--- Source material ---

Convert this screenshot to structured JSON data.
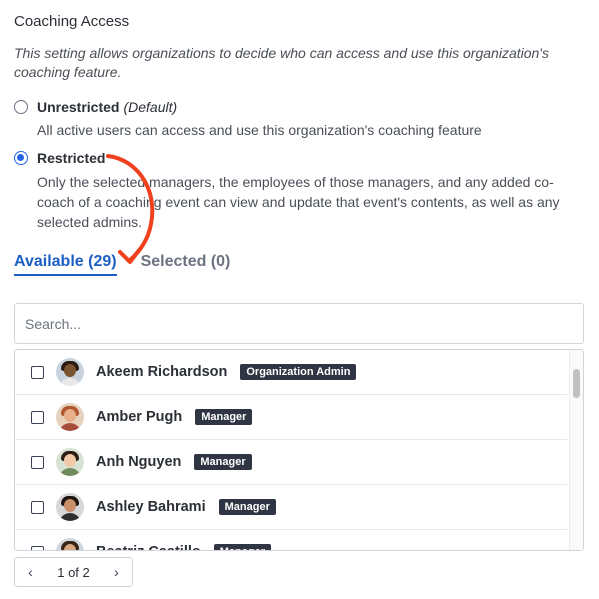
{
  "section": {
    "title": "Coaching Access",
    "description": "This setting allows organizations to decide who can access and use this organization's coaching feature."
  },
  "options": [
    {
      "label": "Unrestricted",
      "suffix": "(Default)",
      "description": "All active users can access and use this organization's coaching feature",
      "selected": false
    },
    {
      "label": "Restricted",
      "suffix": "",
      "description": "Only the selected managers, the employees of those managers, and any added co-coach of a coaching event can view and update that event's contents, as well as any selected admins.",
      "selected": true
    }
  ],
  "tabs": [
    {
      "label": "Available (29)",
      "active": true
    },
    {
      "label": "Selected (0)",
      "active": false
    }
  ],
  "search": {
    "placeholder": "Search...",
    "value": ""
  },
  "users": [
    {
      "name": "Akeem Richardson",
      "role": "Organization Admin",
      "checked": false
    },
    {
      "name": "Amber Pugh",
      "role": "Manager",
      "checked": false
    },
    {
      "name": "Anh Nguyen",
      "role": "Manager",
      "checked": false
    },
    {
      "name": "Ashley Bahrami",
      "role": "Manager",
      "checked": false
    },
    {
      "name": "Beatriz Castillo",
      "role": "Manager",
      "checked": false
    }
  ],
  "pagination": {
    "page_info": "1 of 2",
    "prev_icon": "chevron-left-icon",
    "next_icon": "chevron-right-icon"
  },
  "colors": {
    "accent": "#1d5fc4",
    "radio": "#2563eb",
    "badge": "#2f3542",
    "arrow": "#f0401e"
  }
}
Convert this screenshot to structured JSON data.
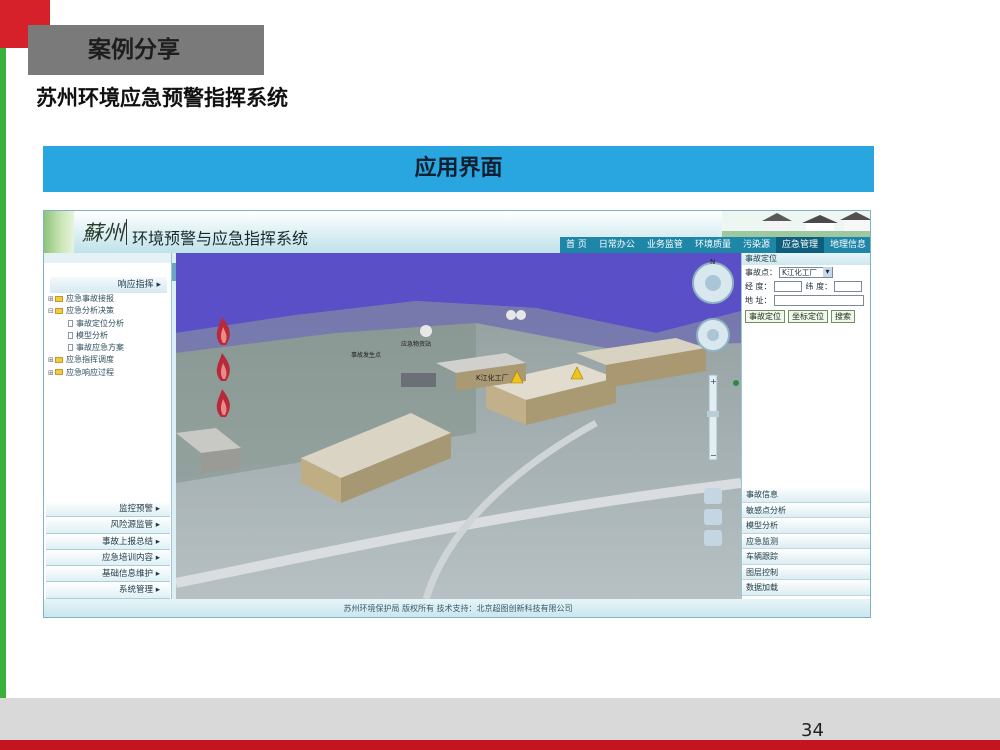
{
  "slide": {
    "section_tab": "案例分享",
    "title": "苏州环境应急预警指挥系统",
    "banner": "应用界面",
    "page_number": "34"
  },
  "app": {
    "logo_text": "蘇州",
    "title": "环境预警与应急指挥系统",
    "nav": [
      "首 页",
      "日常办公",
      "业务监管",
      "环境质量",
      "污染源",
      "应急管理",
      "地理信息"
    ],
    "active_nav": "应急管理",
    "left_panel": {
      "header": "响应指挥",
      "tree": [
        {
          "label": "应急事故接报",
          "level": 0
        },
        {
          "label": "应急分析决策",
          "level": 0
        },
        {
          "label": "事故定位分析",
          "level": 1
        },
        {
          "label": "模型分析",
          "level": 1
        },
        {
          "label": "事故应急方案",
          "level": 1
        },
        {
          "label": "应急指挥调度",
          "level": 0
        },
        {
          "label": "应急响应过程",
          "level": 0
        }
      ],
      "menu": [
        "监控预警",
        "风险源监管",
        "事故上报总结",
        "应急培训内容",
        "基础信息维护",
        "系统管理"
      ]
    },
    "map": {
      "labels": [
        "K江化工厂",
        "事故发生点",
        "应急物资站"
      ]
    },
    "right_panel": {
      "title": "事故定位",
      "accident_point_label": "事故点：",
      "accident_point_value": "K江化工厂",
      "longitude_label": "经  度：",
      "latitude_label": "纬  度：",
      "address_label": "地  址：",
      "buttons": [
        "事故定位",
        "坐标定位",
        "搜索"
      ],
      "accordion": [
        "事故信息",
        "敏感点分析",
        "模型分析",
        "应急监测",
        "车辆跟踪",
        "图层控制",
        "数据加载"
      ]
    },
    "footer": "苏州环境保护局 版权所有    技术支持：北京超图创新科技有限公司"
  }
}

---

What you need to do | Each line that has the word "this" should be copied.

The reply |
Convert this screenshot to structured JSON data.
    "description": "This setting allows organizations to decide who can access and use this organization's coaching feature."
      "description": "All active users can access and use this organization's coaching feature",
Convert this screenshot to structured JSON data.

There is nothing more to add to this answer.